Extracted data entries
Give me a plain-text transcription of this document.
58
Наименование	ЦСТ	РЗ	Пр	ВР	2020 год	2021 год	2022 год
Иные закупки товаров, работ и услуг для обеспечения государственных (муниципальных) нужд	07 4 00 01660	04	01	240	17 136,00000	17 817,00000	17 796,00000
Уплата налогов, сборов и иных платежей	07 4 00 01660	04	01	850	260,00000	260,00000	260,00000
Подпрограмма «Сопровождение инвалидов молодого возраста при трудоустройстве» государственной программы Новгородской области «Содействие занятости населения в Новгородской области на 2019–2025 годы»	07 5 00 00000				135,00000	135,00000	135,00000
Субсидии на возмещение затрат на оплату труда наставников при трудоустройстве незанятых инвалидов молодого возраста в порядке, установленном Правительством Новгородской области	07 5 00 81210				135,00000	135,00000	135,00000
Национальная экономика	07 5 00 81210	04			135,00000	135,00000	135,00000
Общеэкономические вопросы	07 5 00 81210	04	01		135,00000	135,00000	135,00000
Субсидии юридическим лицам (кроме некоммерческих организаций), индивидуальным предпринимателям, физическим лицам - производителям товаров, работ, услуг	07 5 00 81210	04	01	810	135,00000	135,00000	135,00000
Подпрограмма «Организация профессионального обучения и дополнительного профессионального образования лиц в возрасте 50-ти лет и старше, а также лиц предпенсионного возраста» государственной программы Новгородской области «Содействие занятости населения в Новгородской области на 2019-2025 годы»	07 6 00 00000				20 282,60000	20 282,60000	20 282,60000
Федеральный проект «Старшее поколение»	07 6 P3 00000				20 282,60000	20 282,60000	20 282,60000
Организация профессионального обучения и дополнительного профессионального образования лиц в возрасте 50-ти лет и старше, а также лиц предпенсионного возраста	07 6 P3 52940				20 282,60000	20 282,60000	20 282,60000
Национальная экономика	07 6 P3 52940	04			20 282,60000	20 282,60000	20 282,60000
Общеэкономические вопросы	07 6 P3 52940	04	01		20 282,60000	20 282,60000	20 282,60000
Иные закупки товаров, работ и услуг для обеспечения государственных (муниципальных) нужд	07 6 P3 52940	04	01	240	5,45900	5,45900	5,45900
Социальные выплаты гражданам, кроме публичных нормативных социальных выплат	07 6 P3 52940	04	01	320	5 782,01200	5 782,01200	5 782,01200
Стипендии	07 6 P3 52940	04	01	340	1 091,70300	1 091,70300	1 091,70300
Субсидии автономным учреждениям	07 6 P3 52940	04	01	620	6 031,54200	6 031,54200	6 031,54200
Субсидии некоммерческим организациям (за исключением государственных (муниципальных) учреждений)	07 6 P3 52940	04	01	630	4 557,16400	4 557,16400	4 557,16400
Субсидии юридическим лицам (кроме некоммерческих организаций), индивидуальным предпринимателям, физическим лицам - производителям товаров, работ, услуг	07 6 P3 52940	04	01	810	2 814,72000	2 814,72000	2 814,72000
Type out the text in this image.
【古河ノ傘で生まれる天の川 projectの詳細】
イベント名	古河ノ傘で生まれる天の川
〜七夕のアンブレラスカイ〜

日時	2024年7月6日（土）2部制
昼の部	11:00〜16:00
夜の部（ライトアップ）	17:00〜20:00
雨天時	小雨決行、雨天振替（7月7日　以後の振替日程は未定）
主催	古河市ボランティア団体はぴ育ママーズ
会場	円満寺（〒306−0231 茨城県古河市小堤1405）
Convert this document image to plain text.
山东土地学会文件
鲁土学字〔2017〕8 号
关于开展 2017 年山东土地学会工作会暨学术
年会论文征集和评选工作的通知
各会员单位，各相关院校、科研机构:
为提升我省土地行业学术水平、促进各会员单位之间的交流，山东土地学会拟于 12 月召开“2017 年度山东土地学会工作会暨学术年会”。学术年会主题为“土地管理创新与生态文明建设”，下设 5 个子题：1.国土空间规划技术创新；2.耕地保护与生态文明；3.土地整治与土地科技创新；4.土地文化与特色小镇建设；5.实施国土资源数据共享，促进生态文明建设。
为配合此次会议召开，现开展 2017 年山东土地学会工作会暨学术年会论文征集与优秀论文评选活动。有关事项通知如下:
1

§ **Work to be completed**: Print the material above once more, exactly.

§ **Exercise solution**:
Give me a plain-text transcription of this document.
58
Наименование	ЦСТ	РЗ	Пр	ВР	2020 год	2021 год	2022 год
Иные закупки товаров, работ и услуг для обеспечения государственных (муниципальных) нужд	07 4 00 01660	04	01	240	17 136,00000	17 817,00000	17 796,00000
Уплата налогов, сборов и иных платежей	07 4 00 01660	04	01	850	260,00000	260,00000	260,00000
Подпрограмма «Сопровождение инвалидов молодого возраста при трудоустройстве» государственной программы Новгородской области «Содействие занятости населения в Новгородской области на 2019–2025 годы»	07 5 00 00000				135,00000	135,00000	135,00000
Субсидии на возмещение затрат на оплату труда наставников при трудоустройстве незанятых инвалидов молодого возраста в порядке, установленном Правительством Новгородской области	07 5 00 81210				135,00000	135,00000	135,00000
Национальная экономика	07 5 00 81210	04			135,00000	135,00000	135,00000
Общеэкономические вопросы	07 5 00 81210	04	01		135,00000	135,00000	135,00000
Субсидии юридическим лицам (кроме некоммерческих организаций), индивидуальным предпринимателям, физическим лицам - производителям товаров, работ, услуг	07 5 00 81210	04	01	810	135,00000	135,00000	135,00000
Подпрограмма «Организация профессионального обучения и дополнительного профессионального образования лиц в возрасте 50-ти лет и старше, а также лиц предпенсионного возраста» государственной программы Новгородской области «Содействие занятости населения в Новгородской области на 2019-2025 годы»	07 6 00 00000				20 282,60000	20 282,60000	20 282,60000
Федеральный проект «Старшее поколение»	07 6 P3 00000				20 282,60000	20 282,60000	20 282,60000
Организация профессионального обучения и дополнительного профессионального образования лиц в возрасте 50-ти лет и старше, а также лиц предпенсионного возраста	07 6 P3 52940				20 282,60000	20 282,60000	20 282,60000
Национальная экономика	07 6 P3 52940	04			20 282,60000	20 282,60000	20 282,60000
Общеэкономические вопросы	07 6 P3 52940	04	01		20 282,60000	20 282,60000	20 282,60000
Иные закупки товаров, работ и услуг для обеспечения государственных (муниципальных) нужд	07 6 P3 52940	04	01	240	5,45900	5,45900	5,45900
Социальные выплаты гражданам, кроме публичных нормативных социальных выплат	07 6 P3 52940	04	01	320	5 782,01200	5 782,01200	5 782,01200
Стипендии	07 6 P3 52940	04	01	340	1 091,70300	1 091,70300	1 091,70300
Субсидии автономным учреждениям	07 6 P3 52940	04	01	620	6 031,54200	6 031,54200	6 031,54200
Субсидии некоммерческим организациям (за исключением государственных (муниципальных) учреждений)	07 6 P3 52940	04	01	630	4 557,16400	4 557,16400	4 557,16400
Субсидии юридическим лицам (кроме некоммерческих организаций), индивидуальным предпринимателям, физическим лицам - производителям товаров, работ, услуг	07 6 P3 52940	04	01	810	2 814,72000	2 814,72000	2 814,72000
Type out the text in this image.
【古河ノ傘で生まれる天の川 projectの詳細】
イベント名	古河ノ傘で生まれる天の川
〜七夕のアンブレラスカイ〜

日時	2024年7月6日（土）2部制
昼の部	11:00〜16:00
夜の部（ライトアップ）	17:00〜20:00
雨天時	小雨決行、雨天振替（7月7日　以後の振替日程は未定）
主催	古河市ボランティア団体はぴ育ママーズ
会場	円満寺（〒306−0231 茨城県古河市小堤1405）
Convert this document image to plain text.
山东土地学会文件
鲁土学字〔2017〕8 号
关于开展 2017 年山东土地学会工作会暨学术
年会论文征集和评选工作的通知
各会员单位，各相关院校、科研机构:
为提升我省土地行业学术水平、促进各会员单位之间的交流，山东土地学会拟于 12 月召开“2017 年度山东土地学会工作会暨学术年会”。学术年会主题为“土地管理创新与生态文明建设”，下设 5 个子题：1.国土空间规划技术创新；2.耕地保护与生态文明；3.土地整治与土地科技创新；4.土地文化与特色小镇建设；5.实施国土资源数据共享，促进生态文明建设。
为配合此次会议召开，现开展 2017 年山东土地学会工作会暨学术年会论文征集与优秀论文评选活动。有关事项通知如下:
1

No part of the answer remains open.